→ Short problem: Check every line of the entries below for the word "screenshot", and copy the ones that have it.

→ Material:
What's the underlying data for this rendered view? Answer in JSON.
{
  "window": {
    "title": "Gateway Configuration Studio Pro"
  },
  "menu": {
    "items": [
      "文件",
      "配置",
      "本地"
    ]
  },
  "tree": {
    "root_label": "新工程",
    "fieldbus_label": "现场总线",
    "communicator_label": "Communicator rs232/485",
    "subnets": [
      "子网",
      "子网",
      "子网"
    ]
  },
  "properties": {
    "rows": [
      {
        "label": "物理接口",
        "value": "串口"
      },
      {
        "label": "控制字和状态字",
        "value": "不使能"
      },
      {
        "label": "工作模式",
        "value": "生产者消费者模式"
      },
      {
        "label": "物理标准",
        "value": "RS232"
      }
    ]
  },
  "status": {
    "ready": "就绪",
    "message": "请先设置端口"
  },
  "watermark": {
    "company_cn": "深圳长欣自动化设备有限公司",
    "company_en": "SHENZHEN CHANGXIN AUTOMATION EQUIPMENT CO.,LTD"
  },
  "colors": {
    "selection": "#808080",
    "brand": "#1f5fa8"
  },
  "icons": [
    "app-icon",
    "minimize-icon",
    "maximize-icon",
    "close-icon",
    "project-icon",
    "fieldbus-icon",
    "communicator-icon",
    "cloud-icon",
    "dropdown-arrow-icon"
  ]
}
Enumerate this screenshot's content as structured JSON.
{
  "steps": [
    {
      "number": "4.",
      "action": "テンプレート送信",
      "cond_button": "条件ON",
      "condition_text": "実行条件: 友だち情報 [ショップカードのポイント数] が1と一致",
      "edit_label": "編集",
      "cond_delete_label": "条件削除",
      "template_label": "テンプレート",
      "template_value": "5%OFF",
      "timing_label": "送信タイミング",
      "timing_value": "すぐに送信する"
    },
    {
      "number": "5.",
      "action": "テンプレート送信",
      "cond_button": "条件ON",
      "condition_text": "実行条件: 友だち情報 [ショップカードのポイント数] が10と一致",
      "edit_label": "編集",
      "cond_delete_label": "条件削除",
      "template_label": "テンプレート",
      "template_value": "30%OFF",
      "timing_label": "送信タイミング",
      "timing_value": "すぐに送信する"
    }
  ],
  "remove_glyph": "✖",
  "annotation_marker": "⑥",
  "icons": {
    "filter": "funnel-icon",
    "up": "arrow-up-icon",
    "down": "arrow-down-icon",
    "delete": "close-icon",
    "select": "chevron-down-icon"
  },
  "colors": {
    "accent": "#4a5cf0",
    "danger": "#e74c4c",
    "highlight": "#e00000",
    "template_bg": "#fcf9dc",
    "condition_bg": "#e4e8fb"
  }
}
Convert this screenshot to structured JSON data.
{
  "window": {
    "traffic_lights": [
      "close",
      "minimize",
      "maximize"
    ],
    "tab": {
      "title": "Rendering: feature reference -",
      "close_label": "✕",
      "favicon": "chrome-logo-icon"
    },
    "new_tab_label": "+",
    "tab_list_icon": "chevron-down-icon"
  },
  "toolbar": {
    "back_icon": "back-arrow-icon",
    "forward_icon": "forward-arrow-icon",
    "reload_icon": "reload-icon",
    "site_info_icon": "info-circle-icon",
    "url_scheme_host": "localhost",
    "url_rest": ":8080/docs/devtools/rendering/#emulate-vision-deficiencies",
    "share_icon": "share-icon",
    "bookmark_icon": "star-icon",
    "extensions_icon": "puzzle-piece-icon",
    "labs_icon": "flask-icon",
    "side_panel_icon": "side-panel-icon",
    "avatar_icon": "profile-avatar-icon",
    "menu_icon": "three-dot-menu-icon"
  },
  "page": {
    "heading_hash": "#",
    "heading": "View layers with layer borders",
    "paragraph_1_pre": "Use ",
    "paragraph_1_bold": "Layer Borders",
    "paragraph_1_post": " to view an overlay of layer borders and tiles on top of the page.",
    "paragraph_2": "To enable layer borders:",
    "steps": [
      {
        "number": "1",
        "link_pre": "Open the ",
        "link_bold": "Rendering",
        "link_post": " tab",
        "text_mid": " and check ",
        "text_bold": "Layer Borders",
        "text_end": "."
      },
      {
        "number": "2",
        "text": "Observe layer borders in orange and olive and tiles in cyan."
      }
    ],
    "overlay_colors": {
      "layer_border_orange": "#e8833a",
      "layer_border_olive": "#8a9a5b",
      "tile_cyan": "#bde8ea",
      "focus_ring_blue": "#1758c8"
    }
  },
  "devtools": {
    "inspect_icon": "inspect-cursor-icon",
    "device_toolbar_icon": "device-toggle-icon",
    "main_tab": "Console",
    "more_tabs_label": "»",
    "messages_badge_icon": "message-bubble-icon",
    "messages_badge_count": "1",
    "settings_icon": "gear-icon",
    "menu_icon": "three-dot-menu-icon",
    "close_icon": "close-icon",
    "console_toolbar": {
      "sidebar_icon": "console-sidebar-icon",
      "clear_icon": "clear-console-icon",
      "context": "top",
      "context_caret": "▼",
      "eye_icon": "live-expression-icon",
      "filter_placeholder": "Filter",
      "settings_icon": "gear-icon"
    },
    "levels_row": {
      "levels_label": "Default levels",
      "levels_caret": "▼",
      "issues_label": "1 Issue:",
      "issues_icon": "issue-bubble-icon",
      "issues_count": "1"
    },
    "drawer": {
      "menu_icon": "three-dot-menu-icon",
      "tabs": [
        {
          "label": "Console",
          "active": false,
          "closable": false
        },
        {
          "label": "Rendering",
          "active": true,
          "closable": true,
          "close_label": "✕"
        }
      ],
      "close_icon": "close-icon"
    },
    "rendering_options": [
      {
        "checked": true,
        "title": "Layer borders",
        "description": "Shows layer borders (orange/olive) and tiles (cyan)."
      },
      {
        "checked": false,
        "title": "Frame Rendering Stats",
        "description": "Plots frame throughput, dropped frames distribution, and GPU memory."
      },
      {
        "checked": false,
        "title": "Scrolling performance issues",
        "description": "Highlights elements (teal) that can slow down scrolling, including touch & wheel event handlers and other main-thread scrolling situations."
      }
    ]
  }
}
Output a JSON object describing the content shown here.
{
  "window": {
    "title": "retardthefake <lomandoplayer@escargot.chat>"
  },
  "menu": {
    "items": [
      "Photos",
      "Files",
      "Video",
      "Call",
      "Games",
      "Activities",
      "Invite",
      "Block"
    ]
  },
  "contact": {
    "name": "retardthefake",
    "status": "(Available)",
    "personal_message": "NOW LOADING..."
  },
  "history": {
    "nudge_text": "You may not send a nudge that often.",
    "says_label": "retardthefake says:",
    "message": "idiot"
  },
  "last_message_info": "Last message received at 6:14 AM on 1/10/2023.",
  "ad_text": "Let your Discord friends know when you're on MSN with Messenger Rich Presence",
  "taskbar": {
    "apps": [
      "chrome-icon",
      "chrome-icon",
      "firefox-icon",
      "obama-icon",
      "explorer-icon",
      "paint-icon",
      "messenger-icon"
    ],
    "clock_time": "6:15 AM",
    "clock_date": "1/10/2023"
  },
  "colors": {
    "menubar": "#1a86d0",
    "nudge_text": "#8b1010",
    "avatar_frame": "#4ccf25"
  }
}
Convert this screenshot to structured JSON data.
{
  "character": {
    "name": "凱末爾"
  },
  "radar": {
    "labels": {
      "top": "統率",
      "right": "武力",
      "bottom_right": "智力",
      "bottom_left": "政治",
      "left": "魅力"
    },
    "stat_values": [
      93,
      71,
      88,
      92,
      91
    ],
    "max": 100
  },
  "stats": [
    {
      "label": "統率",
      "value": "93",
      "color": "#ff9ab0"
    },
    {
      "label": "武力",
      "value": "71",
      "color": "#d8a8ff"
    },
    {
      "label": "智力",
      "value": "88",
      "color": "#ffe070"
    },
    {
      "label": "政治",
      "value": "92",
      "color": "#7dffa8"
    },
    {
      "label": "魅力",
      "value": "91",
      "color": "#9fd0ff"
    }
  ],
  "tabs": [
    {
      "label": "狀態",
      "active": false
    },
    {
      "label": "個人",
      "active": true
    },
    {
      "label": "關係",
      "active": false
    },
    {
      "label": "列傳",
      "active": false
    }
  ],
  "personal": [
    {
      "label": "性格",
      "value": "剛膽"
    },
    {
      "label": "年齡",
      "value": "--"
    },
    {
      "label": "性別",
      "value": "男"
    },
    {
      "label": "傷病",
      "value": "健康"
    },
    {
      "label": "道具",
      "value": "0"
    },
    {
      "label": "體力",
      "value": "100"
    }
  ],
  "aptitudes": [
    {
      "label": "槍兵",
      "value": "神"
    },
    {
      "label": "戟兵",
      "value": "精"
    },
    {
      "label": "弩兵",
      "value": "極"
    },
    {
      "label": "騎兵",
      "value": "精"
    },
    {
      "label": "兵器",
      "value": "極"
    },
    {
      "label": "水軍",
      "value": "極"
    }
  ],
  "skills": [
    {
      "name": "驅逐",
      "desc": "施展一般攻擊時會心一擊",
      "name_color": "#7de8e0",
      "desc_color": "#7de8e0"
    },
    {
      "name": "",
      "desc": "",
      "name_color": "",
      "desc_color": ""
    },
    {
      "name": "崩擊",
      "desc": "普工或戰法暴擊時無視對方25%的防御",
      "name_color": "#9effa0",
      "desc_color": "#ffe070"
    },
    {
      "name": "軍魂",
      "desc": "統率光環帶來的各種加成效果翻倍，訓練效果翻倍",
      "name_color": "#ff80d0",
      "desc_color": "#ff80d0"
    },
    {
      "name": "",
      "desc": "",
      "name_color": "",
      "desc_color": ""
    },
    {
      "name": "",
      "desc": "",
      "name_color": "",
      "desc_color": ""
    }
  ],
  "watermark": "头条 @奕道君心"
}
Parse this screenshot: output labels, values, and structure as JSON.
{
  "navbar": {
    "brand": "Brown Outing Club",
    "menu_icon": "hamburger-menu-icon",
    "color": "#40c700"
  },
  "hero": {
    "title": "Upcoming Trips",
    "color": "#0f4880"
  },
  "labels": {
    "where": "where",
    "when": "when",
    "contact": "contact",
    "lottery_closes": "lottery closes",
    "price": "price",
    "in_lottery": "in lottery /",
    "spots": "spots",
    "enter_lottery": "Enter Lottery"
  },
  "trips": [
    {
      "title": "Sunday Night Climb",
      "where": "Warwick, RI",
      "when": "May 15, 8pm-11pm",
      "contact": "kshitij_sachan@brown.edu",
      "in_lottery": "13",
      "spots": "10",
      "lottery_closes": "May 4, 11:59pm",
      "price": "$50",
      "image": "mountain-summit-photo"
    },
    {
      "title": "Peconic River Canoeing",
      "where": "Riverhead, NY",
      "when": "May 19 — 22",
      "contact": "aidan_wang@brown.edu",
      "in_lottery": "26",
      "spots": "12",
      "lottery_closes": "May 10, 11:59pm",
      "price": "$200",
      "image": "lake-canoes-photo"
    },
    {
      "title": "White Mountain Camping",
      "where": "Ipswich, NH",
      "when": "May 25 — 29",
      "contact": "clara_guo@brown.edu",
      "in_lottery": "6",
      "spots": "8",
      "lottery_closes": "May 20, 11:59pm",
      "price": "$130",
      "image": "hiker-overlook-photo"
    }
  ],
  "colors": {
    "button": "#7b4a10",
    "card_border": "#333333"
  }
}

→ Problem solution:
Enumerate this screenshot's content as structured JSON.
Convert this screenshot to structured JSON data.
Convert this screenshot to structured JSON data.
Parse this screenshot: output labels, values, and structure as JSON.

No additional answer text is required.